__STORED RECORDS__.
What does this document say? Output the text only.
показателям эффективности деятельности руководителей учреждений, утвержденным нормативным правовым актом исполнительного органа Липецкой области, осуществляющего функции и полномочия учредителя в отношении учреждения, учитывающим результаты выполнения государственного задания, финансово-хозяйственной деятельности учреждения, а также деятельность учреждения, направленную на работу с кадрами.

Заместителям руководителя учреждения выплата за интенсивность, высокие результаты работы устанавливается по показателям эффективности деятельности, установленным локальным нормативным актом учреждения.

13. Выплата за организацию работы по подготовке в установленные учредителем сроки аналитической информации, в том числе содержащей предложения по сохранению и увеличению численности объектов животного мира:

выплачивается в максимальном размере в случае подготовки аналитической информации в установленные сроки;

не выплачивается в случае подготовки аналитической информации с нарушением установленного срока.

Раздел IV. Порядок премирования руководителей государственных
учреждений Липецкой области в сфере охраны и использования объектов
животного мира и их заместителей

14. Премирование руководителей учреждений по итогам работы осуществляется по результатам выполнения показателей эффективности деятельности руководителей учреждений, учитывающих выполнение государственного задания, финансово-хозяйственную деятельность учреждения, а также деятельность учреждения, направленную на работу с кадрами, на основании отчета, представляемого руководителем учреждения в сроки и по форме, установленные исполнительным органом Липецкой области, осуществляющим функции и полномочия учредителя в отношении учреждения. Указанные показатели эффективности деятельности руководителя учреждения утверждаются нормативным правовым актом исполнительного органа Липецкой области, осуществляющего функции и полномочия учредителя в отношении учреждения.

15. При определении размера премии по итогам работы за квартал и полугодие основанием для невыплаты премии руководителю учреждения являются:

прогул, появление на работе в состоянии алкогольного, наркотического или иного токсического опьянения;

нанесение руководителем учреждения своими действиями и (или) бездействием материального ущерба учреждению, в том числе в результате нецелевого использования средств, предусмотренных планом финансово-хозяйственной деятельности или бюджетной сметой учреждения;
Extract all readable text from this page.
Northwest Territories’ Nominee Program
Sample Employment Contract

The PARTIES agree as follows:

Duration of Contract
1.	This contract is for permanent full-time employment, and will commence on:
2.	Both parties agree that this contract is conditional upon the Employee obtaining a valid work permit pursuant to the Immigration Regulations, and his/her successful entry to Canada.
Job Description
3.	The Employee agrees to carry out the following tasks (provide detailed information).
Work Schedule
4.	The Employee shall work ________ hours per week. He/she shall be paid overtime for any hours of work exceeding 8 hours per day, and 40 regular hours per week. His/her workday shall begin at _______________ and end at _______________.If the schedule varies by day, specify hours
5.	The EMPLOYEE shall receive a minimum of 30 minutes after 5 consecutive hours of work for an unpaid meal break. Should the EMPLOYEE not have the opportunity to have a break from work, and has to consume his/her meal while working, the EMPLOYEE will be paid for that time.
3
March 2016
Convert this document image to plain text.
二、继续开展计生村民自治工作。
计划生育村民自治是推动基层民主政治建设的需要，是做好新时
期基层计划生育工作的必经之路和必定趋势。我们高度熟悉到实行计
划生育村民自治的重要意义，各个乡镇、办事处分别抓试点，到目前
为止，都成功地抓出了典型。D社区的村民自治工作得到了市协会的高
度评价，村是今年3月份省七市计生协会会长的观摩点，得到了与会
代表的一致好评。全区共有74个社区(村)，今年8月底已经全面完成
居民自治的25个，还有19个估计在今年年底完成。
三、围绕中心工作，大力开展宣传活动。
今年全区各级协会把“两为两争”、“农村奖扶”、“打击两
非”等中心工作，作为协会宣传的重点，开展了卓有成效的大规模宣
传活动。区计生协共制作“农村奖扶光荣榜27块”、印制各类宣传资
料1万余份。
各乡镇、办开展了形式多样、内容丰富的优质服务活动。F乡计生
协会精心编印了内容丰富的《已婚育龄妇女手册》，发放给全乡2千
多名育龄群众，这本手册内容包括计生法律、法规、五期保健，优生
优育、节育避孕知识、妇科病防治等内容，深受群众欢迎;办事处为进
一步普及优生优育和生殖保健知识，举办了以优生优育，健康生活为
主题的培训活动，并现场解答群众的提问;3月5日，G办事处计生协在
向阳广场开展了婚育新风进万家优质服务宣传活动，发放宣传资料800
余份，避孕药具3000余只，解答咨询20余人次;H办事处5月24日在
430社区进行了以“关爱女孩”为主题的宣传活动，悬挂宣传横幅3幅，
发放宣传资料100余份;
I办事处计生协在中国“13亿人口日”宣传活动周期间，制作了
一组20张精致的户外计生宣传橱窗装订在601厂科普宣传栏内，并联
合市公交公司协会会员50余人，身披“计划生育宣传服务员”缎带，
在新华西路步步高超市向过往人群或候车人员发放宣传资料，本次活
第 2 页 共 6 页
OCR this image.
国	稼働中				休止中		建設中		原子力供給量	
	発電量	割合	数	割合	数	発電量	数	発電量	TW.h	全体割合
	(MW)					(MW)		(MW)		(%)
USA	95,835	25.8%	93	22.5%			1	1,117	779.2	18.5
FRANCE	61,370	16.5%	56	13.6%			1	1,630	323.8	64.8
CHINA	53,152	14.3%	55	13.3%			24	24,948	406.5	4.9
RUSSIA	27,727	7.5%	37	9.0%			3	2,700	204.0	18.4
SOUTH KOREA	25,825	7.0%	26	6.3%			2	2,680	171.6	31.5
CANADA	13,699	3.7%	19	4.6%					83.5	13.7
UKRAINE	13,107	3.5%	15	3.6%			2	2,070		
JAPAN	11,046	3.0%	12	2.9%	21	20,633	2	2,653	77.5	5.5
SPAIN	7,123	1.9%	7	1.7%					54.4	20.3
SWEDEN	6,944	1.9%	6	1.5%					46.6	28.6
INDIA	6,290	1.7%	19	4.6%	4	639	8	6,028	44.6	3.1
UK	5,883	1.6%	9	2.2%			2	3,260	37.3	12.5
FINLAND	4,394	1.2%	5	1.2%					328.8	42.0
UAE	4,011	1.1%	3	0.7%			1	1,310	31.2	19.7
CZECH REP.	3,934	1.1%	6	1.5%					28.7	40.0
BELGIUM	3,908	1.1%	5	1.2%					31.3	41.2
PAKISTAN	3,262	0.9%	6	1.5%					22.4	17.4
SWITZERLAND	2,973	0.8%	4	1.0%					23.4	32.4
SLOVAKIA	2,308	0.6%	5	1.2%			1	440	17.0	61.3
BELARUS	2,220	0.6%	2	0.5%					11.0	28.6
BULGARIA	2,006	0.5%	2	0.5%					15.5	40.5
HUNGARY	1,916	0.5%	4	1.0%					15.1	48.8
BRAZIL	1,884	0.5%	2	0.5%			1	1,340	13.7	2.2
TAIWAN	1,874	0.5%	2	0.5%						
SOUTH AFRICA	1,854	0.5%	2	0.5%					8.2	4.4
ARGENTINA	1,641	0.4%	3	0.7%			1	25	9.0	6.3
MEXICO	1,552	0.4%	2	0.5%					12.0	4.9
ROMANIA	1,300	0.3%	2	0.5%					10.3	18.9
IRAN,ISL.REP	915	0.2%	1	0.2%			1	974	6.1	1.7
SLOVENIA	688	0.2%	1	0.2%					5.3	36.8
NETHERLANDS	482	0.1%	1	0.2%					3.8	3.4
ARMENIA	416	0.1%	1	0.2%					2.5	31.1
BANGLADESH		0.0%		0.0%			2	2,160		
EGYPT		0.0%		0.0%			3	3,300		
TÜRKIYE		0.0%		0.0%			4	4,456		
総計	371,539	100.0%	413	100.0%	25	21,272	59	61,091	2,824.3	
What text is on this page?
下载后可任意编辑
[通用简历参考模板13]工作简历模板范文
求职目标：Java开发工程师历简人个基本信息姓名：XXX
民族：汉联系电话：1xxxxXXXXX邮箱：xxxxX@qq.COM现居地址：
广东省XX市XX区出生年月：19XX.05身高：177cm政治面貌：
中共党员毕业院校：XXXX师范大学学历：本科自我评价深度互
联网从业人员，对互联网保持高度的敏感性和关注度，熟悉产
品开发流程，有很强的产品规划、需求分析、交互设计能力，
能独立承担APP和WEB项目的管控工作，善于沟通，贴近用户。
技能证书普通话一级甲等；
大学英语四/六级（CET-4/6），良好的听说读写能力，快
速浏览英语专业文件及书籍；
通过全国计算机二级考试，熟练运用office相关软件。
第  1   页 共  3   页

__WHAT IS ASKED__.
Give exactly the lines from the one with "What text is on this page?" to the end of the entries, nothing before them.

__EXERCISE OUTPUT__.
What text is on this page?
下载后可任意编辑
[通用简历参考模板13]工作简历模板范文
求职目标：Java开发工程师历简人个基本信息姓名：XXX
民族：汉联系电话：1xxxxXXXXX邮箱：xxxxX@qq.COM现居地址：
广东省XX市XX区出生年月：19XX.05身高：177cm政治面貌：
中共党员毕业院校：XXXX师范大学学历：本科自我评价深度互
联网从业人员，对互联网保持高度的敏感性和关注度，熟悉产
品开发流程，有很强的产品规划、需求分析、交互设计能力，
能独立承担APP和WEB项目的管控工作，善于沟通，贴近用户。
技能证书普通话一级甲等；
大学英语四/六级（CET-4/6），良好的听说读写能力，快
速浏览英语专业文件及书籍；
通过全国计算机二级考试，熟练运用office相关软件。
第  1   页 共  3   页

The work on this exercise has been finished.